==== Information given
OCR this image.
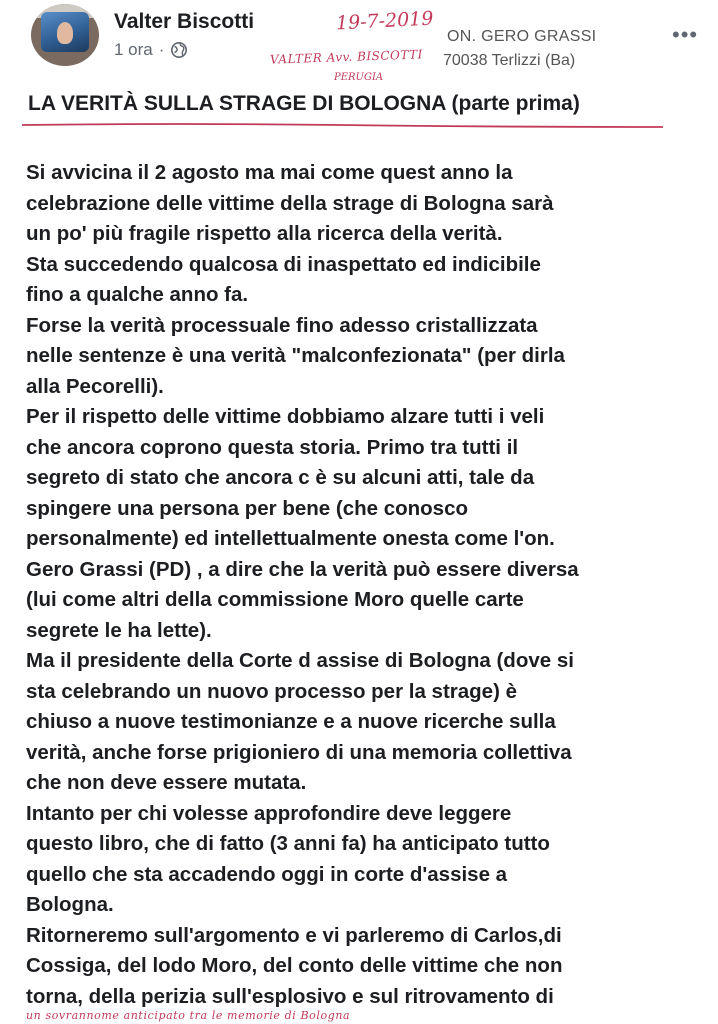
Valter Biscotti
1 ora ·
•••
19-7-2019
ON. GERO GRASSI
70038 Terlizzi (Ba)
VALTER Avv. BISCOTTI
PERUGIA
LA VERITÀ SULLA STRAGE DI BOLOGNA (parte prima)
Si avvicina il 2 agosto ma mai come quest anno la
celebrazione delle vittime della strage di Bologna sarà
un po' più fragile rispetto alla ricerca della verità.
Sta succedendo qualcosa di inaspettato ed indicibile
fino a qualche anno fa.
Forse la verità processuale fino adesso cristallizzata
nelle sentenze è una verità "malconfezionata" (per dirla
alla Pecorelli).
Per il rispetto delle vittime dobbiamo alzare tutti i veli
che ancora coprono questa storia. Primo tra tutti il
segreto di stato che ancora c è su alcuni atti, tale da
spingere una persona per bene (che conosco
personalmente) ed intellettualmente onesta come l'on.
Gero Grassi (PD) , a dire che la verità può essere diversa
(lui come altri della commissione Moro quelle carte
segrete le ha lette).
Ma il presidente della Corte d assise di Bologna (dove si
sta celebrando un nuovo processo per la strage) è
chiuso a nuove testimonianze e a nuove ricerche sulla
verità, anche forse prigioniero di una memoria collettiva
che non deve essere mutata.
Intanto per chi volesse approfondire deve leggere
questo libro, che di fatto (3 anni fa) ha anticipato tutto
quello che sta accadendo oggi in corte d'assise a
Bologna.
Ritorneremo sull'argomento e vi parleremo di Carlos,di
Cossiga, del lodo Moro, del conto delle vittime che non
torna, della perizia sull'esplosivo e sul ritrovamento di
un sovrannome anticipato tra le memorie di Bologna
========
Exercise aim: Make an exact copy of every entry above, minus the images.

Solution:
OCR this image.
Valter Biscotti
1 ora ·
•••
19-7-2019
ON. GERO GRASSI
70038 Terlizzi (Ba)
VALTER Avv. BISCOTTI
PERUGIA
LA VERITÀ SULLA STRAGE DI BOLOGNA (parte prima)
Si avvicina il 2 agosto ma mai come quest anno la
celebrazione delle vittime della strage di Bologna sarà
un po' più fragile rispetto alla ricerca della verità.
Sta succedendo qualcosa di inaspettato ed indicibile
fino a qualche anno fa.
Forse la verità processuale fino adesso cristallizzata
nelle sentenze è una verità "malconfezionata" (per dirla
alla Pecorelli).
Per il rispetto delle vittime dobbiamo alzare tutti i veli
che ancora coprono questa storia. Primo tra tutti il
segreto di stato che ancora c è su alcuni atti, tale da
spingere una persona per bene (che conosco
personalmente) ed intellettualmente onesta come l'on.
Gero Grassi (PD) , a dire che la verità può essere diversa
(lui come altri della commissione Moro quelle carte
segrete le ha lette).
Ma il presidente della Corte d assise di Bologna (dove si
sta celebrando un nuovo processo per la strage) è
chiuso a nuove testimonianze e a nuove ricerche sulla
verità, anche forse prigioniero di una memoria collettiva
che non deve essere mutata.
Intanto per chi volesse approfondire deve leggere
questo libro, che di fatto (3 anni fa) ha anticipato tutto
quello che sta accadendo oggi in corte d'assise a
Bologna.
Ritorneremo sull'argomento e vi parleremo di Carlos,di
Cossiga, del lodo Moro, del conto delle vittime che non
torna, della perizia sull'esplosivo e sul ritrovamento di
un sovrannome anticipato tra le memorie di Bologna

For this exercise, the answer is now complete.